▶ **Direction**
Answer these questions from the court case excerpt below:
1. To what amount had the remaining balance of the purchase price grown by the time of QPSDCI's 6 August 1987 letter?
2. How many condominium units did ASIATRUST foreclose on 23 May 1988?
3. What sum did the Court of Appeals order respondents to pay petitioner as nominal damages?

▶ **Source document**
As petitioner failed to obtain the
housing loan, he was not able to pay the balance of the purchase price. QPSDCI sent him a letter[13] dated 6 August 1987 presenting him with two options:
(a) to pay the remaining balance of the purchase price, with interest, which
had already ballooned to P263,751.63, on or before 15 August 1987; or,
(b) to pay rent for the use of the unit from 28 July 1984 to June 1987.
On 20 May 1988 petitioner, upon
discovering that the FUNDERS had already published a notice[14] of extrajudicial foreclosure of the mortgage, filed a
complaint against respondents for damages and injunction with urgent prayer for
issuance of a writ of preliminary injunction, annulment of mortgage based on
fraud, with urgent prayer for the issuance of a writ of preliminary attachment
and specific performance. The complaint
was docketed as Civil Case No. Q-53737 and subsequently raffled to Branch 107
of the Regional Trial Court of Quezon City.
Meanwhile, QPSDCI failed to pay
its obligations to the FUNDERS. On 23
May 1988 ASIATRUST extrajudicially foreclosed the mortgage on twenty-seven (27)
condominium units, including that of petitioner De Vera Jr. The units were sold at public auction, with
the FUNDERS as the highest bidder. The
certificate of sale was issued and annotated on the CCTs.
On 3 March 1992 the trial court
rendered judgment "directing the defendants (herein respondents) to pay to
the plaintiff (herein petitioner) jointly and severally the sum equivalent to
the penalties and charges plus whatever amount may be necessary to redeem Unit
211-2C from any lien and encumbrances so that the title may be released and
delivered to the plaintiff, free from any lien and encumbrances, subject only
to the deduction of his unpaid balance of P139,000.00, which the
plaintiff should pay out of his own funds, plus exemplary damages of P100,000.00
each and to pay plaintiff attorney's fees jointly and severally x x x P50,000.00
plus the expenses of litigation."
The lower court denied plaintiff's prayer for moral damages and
dismissed defendants' counterclaim against the plaintiff and cross-claims
against each other.[15]
The Court of Appeals affirmed the
decision of the trial court with the modification that respondents were ordered
solidarily to pay petitioner P50,000.00 as nominal damages, but the
award for actual and exemplary damages was deleted.
On 9 July 1997 petitioner filed
a "Compliance with
Manifestation and Motion for Extension of Time to File Motion for
Reconsideration" alleging that he received the decision of the
Court of Appeals on 4 July 1997 and requesting a thirty (30)-day extension
within which to file a motion for reconsideration. The motion was denied by respondent appellate court.
On 8 August 1997 petitioner filed
a "Manifestation with Motion for Reconsideration," and on 6
February 1998 a "Compliance with Motion to Resolve Manifestation with
Motion for Reconsideration," with respondent court. Reckoning the deadline of the period to file
a motion for reconsideration at 19 July 1997, the Court of Appeals denied
petitioner's Motion for Reconsideration for having been filed out of
time. Hence, the instant petition for
review on certiorari.

▶ **Information supplied**
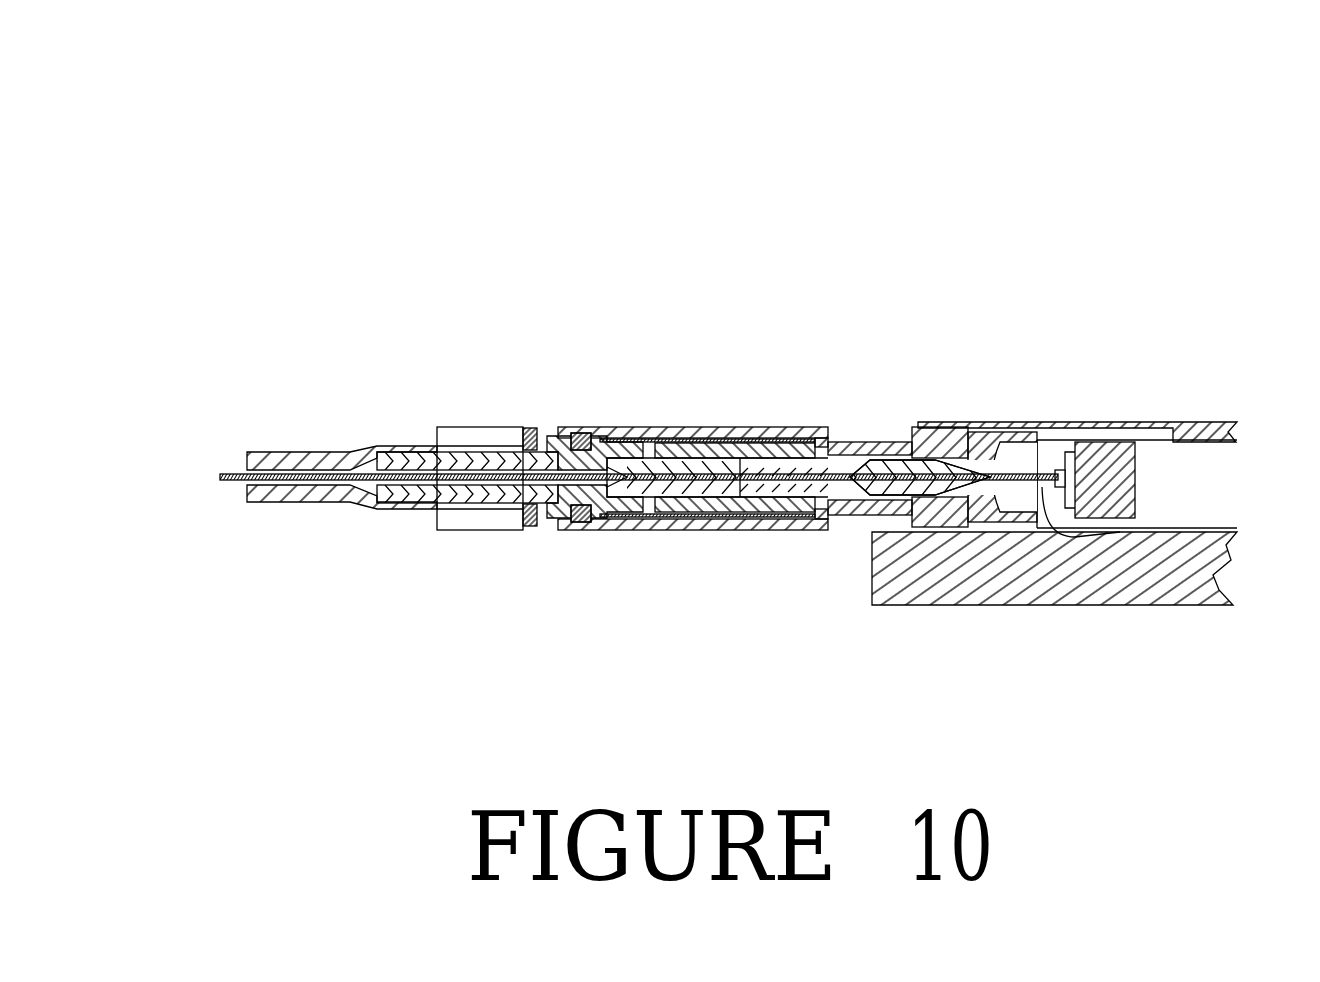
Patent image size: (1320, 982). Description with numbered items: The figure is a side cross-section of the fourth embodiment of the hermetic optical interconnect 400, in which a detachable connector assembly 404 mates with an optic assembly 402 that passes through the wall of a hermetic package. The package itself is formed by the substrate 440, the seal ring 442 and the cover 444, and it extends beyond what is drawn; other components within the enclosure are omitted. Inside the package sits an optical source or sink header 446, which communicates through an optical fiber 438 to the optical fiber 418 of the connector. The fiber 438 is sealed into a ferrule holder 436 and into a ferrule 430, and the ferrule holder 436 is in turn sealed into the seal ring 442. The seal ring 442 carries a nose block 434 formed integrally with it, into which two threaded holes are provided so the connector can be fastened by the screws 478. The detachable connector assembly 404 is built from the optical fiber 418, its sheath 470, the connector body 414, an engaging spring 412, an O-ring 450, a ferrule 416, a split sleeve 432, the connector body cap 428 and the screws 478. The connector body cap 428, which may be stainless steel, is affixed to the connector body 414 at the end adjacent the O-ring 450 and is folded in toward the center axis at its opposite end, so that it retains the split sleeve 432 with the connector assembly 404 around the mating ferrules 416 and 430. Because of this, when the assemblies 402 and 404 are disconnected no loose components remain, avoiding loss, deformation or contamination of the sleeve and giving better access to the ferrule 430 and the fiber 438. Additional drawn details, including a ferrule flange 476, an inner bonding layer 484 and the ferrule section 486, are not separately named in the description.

▶ **Reply to the exercise**
1. P263,751.63
2. Twenty-seven (27)
3. P50,000.00